──────── Dataset records

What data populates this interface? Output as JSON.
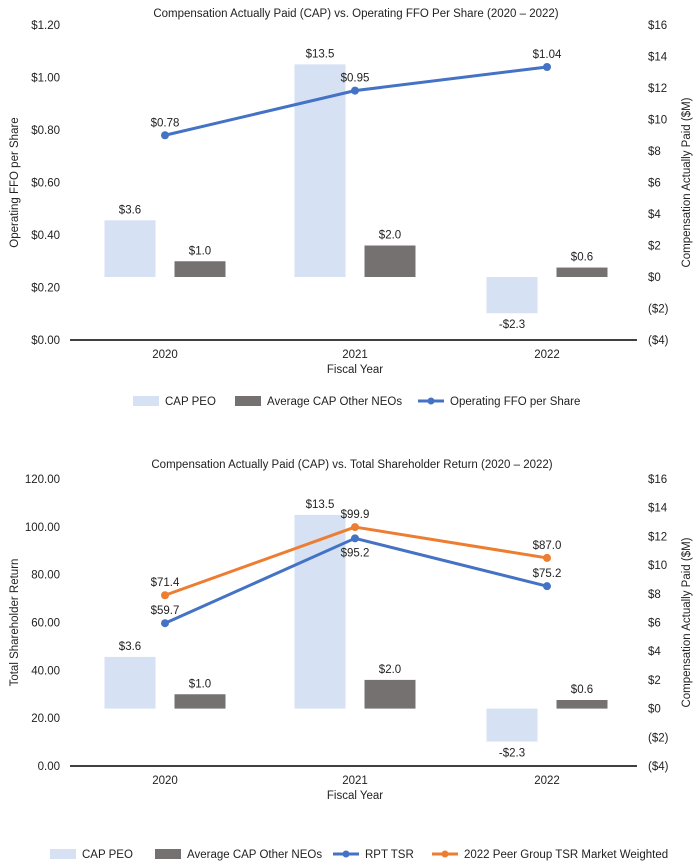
{
  "colors": {
    "cap_peo": "#d6e2f3",
    "avg_cap": "#767171",
    "rpt_tsr": "#4472c4",
    "peer_tsr": "#ed7d31",
    "axis": "#000000",
    "text": "#222222"
  },
  "chart_data": [
    {
      "type": "bar",
      "title": "Compensation Actually Paid (CAP) vs. Operating FFO Per Share (2020 – 2022)",
      "xlabel": "Fiscal Year",
      "ylabel": "Operating FFO per Share",
      "y2label": "Compensation Actually Paid ($M)",
      "categories": [
        "2020",
        "2021",
        "2022"
      ],
      "ylim": [
        0,
        1.2
      ],
      "yticks": [
        0,
        0.2,
        0.4,
        0.6,
        0.8,
        1.0,
        1.2
      ],
      "yticklabels": [
        "$0.00",
        "$0.20",
        "$0.40",
        "$0.60",
        "$0.80",
        "$1.00",
        "$1.20"
      ],
      "y2lim": [
        -4,
        16
      ],
      "y2ticks": [
        -4,
        -2,
        0,
        2,
        4,
        6,
        8,
        10,
        12,
        14,
        16
      ],
      "y2ticklabels": [
        "($4)",
        "($2)",
        "$0",
        "$2",
        "$4",
        "$6",
        "$8",
        "$10",
        "$12",
        "$14",
        "$16"
      ],
      "series": [
        {
          "name": "CAP PEO",
          "kind": "bar",
          "axis": "right",
          "colorKey": "cap_peo",
          "values": [
            3.6,
            13.5,
            -2.3
          ],
          "labels": [
            "$3.6",
            "$13.5",
            "-$2.3"
          ]
        },
        {
          "name": "Average CAP Other NEOs",
          "kind": "bar",
          "axis": "right",
          "colorKey": "avg_cap",
          "values": [
            1.0,
            2.0,
            0.6
          ],
          "labels": [
            "$1.0",
            "$2.0",
            "$0.6"
          ]
        },
        {
          "name": "Operating FFO per Share",
          "kind": "line",
          "axis": "left",
          "colorKey": "rpt_tsr",
          "values": [
            0.78,
            0.95,
            1.04
          ],
          "labels": [
            "$0.78",
            "$0.95",
            "$1.04"
          ],
          "labelPos": [
            "above",
            "above",
            "above"
          ]
        }
      ],
      "legend": [
        "CAP PEO",
        "Average CAP Other NEOs",
        "Operating FFO per Share"
      ]
    },
    {
      "type": "bar",
      "title": "Compensation Actually Paid (CAP) vs. Total Shareholder Return (2020 – 2022)",
      "xlabel": "Fiscal Year",
      "ylabel": "Total Shareholder Return",
      "y2label": "Compensation Actually Paid ($M)",
      "categories": [
        "2020",
        "2021",
        "2022"
      ],
      "ylim": [
        0,
        120
      ],
      "yticks": [
        0,
        20,
        40,
        60,
        80,
        100,
        120
      ],
      "yticklabels": [
        "0.00",
        "20.00",
        "40.00",
        "60.00",
        "80.00",
        "100.00",
        "120.00"
      ],
      "y2lim": [
        -4,
        16
      ],
      "y2ticks": [
        -4,
        -2,
        0,
        2,
        4,
        6,
        8,
        10,
        12,
        14,
        16
      ],
      "y2ticklabels": [
        "($4)",
        "($2)",
        "$0",
        "$2",
        "$4",
        "$6",
        "$8",
        "$10",
        "$12",
        "$14",
        "$16"
      ],
      "series": [
        {
          "name": "CAP PEO",
          "kind": "bar",
          "axis": "right",
          "colorKey": "cap_peo",
          "values": [
            3.6,
            13.5,
            -2.3
          ],
          "labels": [
            "$3.6",
            "$13.5",
            "-$2.3"
          ]
        },
        {
          "name": "Average CAP Other NEOs",
          "kind": "bar",
          "axis": "right",
          "colorKey": "avg_cap",
          "values": [
            1.0,
            2.0,
            0.6
          ],
          "labels": [
            "$1.0",
            "$2.0",
            "$0.6"
          ]
        },
        {
          "name": "RPT TSR",
          "kind": "line",
          "axis": "left",
          "colorKey": "rpt_tsr",
          "values": [
            59.7,
            95.2,
            75.2
          ],
          "labels": [
            "$59.7",
            "$95.2",
            "$75.2"
          ],
          "labelPos": [
            "above",
            "below",
            "above"
          ]
        },
        {
          "name": "2022 Peer Group TSR Market Weighted",
          "kind": "line",
          "axis": "left",
          "colorKey": "peer_tsr",
          "values": [
            71.4,
            99.9,
            87.0
          ],
          "labels": [
            "$71.4",
            "$99.9",
            "$87.0"
          ],
          "labelPos": [
            "above",
            "above",
            "above"
          ]
        }
      ],
      "legend": [
        "CAP PEO",
        "Average CAP Other NEOs",
        "RPT TSR",
        "2022 Peer Group TSR Market Weighted"
      ]
    }
  ]
}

────────────────

Exclude the images, then output the data above word for word.

Correct output ▸
What data populates this interface? Output as JSON.
{
  "colors": {
    "cap_peo": "#d6e2f3",
    "avg_cap": "#767171",
    "rpt_tsr": "#4472c4",
    "peer_tsr": "#ed7d31",
    "axis": "#000000",
    "text": "#222222"
  },
  "chart_data": [
    {
      "type": "bar",
      "title": "Compensation Actually Paid (CAP) vs. Operating FFO Per Share (2020 – 2022)",
      "xlabel": "Fiscal Year",
      "ylabel": "Operating FFO per Share",
      "y2label": "Compensation Actually Paid ($M)",
      "categories": [
        "2020",
        "2021",
        "2022"
      ],
      "ylim": [
        0,
        1.2
      ],
      "yticks": [
        0,
        0.2,
        0.4,
        0.6,
        0.8,
        1.0,
        1.2
      ],
      "yticklabels": [
        "$0.00",
        "$0.20",
        "$0.40",
        "$0.60",
        "$0.80",
        "$1.00",
        "$1.20"
      ],
      "y2lim": [
        -4,
        16
      ],
      "y2ticks": [
        -4,
        -2,
        0,
        2,
        4,
        6,
        8,
        10,
        12,
        14,
        16
      ],
      "y2ticklabels": [
        "($4)",
        "($2)",
        "$0",
        "$2",
        "$4",
        "$6",
        "$8",
        "$10",
        "$12",
        "$14",
        "$16"
      ],
      "series": [
        {
          "name": "CAP PEO",
          "kind": "bar",
          "axis": "right",
          "colorKey": "cap_peo",
          "values": [
            3.6,
            13.5,
            -2.3
          ],
          "labels": [
            "$3.6",
            "$13.5",
            "-$2.3"
          ]
        },
        {
          "name": "Average CAP Other NEOs",
          "kind": "bar",
          "axis": "right",
          "colorKey": "avg_cap",
          "values": [
            1.0,
            2.0,
            0.6
          ],
          "labels": [
            "$1.0",
            "$2.0",
            "$0.6"
          ]
        },
        {
          "name": "Operating FFO per Share",
          "kind": "line",
          "axis": "left",
          "colorKey": "rpt_tsr",
          "values": [
            0.78,
            0.95,
            1.04
          ],
          "labels": [
            "$0.78",
            "$0.95",
            "$1.04"
          ],
          "labelPos": [
            "above",
            "above",
            "above"
          ]
        }
      ],
      "legend": [
        "CAP PEO",
        "Average CAP Other NEOs",
        "Operating FFO per Share"
      ]
    },
    {
      "type": "bar",
      "title": "Compensation Actually Paid (CAP) vs. Total Shareholder Return (2020 – 2022)",
      "xlabel": "Fiscal Year",
      "ylabel": "Total Shareholder Return",
      "y2label": "Compensation Actually Paid ($M)",
      "categories": [
        "2020",
        "2021",
        "2022"
      ],
      "ylim": [
        0,
        120
      ],
      "yticks": [
        0,
        20,
        40,
        60,
        80,
        100,
        120
      ],
      "yticklabels": [
        "0.00",
        "20.00",
        "40.00",
        "60.00",
        "80.00",
        "100.00",
        "120.00"
      ],
      "y2lim": [
        -4,
        16
      ],
      "y2ticks": [
        -4,
        -2,
        0,
        2,
        4,
        6,
        8,
        10,
        12,
        14,
        16
      ],
      "y2ticklabels": [
        "($4)",
        "($2)",
        "$0",
        "$2",
        "$4",
        "$6",
        "$8",
        "$10",
        "$12",
        "$14",
        "$16"
      ],
      "series": [
        {
          "name": "CAP PEO",
          "kind": "bar",
          "axis": "right",
          "colorKey": "cap_peo",
          "values": [
            3.6,
            13.5,
            -2.3
          ],
          "labels": [
            "$3.6",
            "$13.5",
            "-$2.3"
          ]
        },
        {
          "name": "Average CAP Other NEOs",
          "kind": "bar",
          "axis": "right",
          "colorKey": "avg_cap",
          "values": [
            1.0,
            2.0,
            0.6
          ],
          "labels": [
            "$1.0",
            "$2.0",
            "$0.6"
          ]
        },
        {
          "name": "RPT TSR",
          "kind": "line",
          "axis": "left",
          "colorKey": "rpt_tsr",
          "values": [
            59.7,
            95.2,
            75.2
          ],
          "labels": [
            "$59.7",
            "$95.2",
            "$75.2"
          ],
          "labelPos": [
            "above",
            "below",
            "above"
          ]
        },
        {
          "name": "2022 Peer Group TSR Market Weighted",
          "kind": "line",
          "axis": "left",
          "colorKey": "peer_tsr",
          "values": [
            71.4,
            99.9,
            87.0
          ],
          "labels": [
            "$71.4",
            "$99.9",
            "$87.0"
          ],
          "labelPos": [
            "above",
            "above",
            "above"
          ]
        }
      ],
      "legend": [
        "CAP PEO",
        "Average CAP Other NEOs",
        "RPT TSR",
        "2022 Peer Group TSR Market Weighted"
      ]
    }
  ]
}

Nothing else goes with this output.